§ **Problem description**
Any pictures in the records below should be skipped; write out everything else exactly.
· · · ·
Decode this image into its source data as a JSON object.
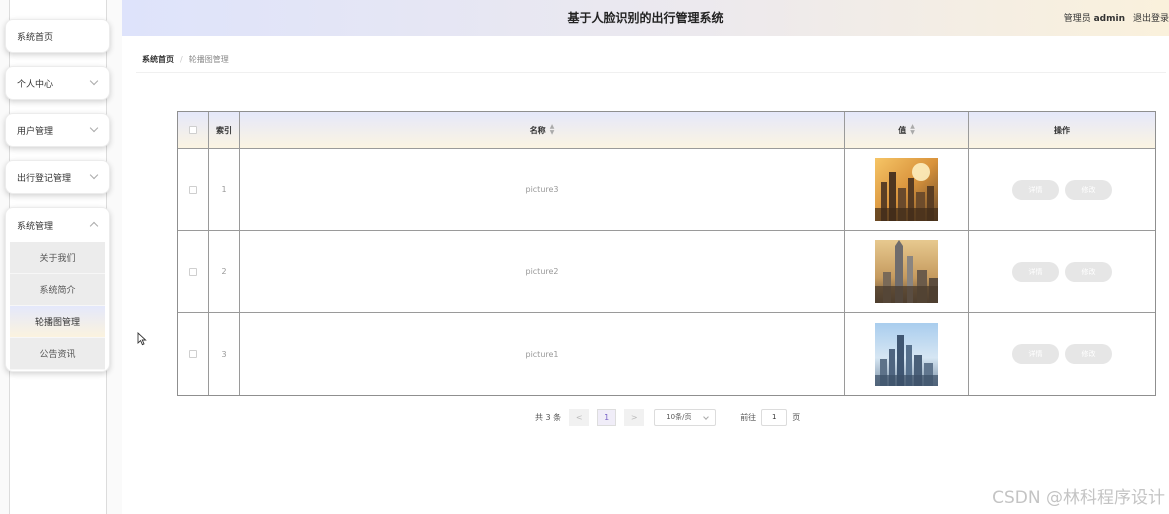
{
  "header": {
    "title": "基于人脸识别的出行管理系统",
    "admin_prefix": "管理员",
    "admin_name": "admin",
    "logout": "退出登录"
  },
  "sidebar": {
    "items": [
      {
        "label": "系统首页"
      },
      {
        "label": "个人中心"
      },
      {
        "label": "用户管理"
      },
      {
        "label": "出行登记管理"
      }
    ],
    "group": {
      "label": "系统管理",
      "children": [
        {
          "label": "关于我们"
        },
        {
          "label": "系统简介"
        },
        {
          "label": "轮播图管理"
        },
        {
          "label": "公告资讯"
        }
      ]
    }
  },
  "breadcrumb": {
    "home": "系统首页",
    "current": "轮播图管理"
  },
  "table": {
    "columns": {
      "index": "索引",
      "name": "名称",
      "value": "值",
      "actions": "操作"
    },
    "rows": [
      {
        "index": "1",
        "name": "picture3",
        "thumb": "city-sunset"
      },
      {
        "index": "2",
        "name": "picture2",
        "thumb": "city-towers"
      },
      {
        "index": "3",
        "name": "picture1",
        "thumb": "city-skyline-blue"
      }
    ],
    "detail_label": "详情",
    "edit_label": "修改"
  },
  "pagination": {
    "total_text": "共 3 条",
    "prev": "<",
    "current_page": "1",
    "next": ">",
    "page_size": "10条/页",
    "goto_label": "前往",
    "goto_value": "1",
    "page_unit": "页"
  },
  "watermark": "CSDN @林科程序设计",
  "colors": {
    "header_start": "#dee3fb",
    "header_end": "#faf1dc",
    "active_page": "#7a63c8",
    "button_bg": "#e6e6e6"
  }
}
· · · ·
§ **Answer for this exercise**
Decode this image into its source data as a JSON object.
{
  "header": {
    "title": "基于人脸识别的出行管理系统",
    "admin_prefix": "管理员",
    "admin_name": "admin",
    "logout": "退出登录"
  },
  "sidebar": {
    "items": [
      {
        "label": "系统首页"
      },
      {
        "label": "个人中心"
      },
      {
        "label": "用户管理"
      },
      {
        "label": "出行登记管理"
      }
    ],
    "group": {
      "label": "系统管理",
      "children": [
        {
          "label": "关于我们"
        },
        {
          "label": "系统简介"
        },
        {
          "label": "轮播图管理"
        },
        {
          "label": "公告资讯"
        }
      ]
    }
  },
  "breadcrumb": {
    "home": "系统首页",
    "current": "轮播图管理"
  },
  "table": {
    "columns": {
      "index": "索引",
      "name": "名称",
      "value": "值",
      "actions": "操作"
    },
    "rows": [
      {
        "index": "1",
        "name": "picture3",
        "thumb": "city-sunset"
      },
      {
        "index": "2",
        "name": "picture2",
        "thumb": "city-towers"
      },
      {
        "index": "3",
        "name": "picture1",
        "thumb": "city-skyline-blue"
      }
    ],
    "detail_label": "详情",
    "edit_label": "修改"
  },
  "pagination": {
    "total_text": "共 3 条",
    "prev": "<",
    "current_page": "1",
    "next": ">",
    "page_size": "10条/页",
    "goto_label": "前往",
    "goto_value": "1",
    "page_unit": "页"
  },
  "watermark": "CSDN @林科程序设计",
  "colors": {
    "header_start": "#dee3fb",
    "header_end": "#faf1dc",
    "active_page": "#7a63c8",
    "button_bg": "#e6e6e6"
  }
}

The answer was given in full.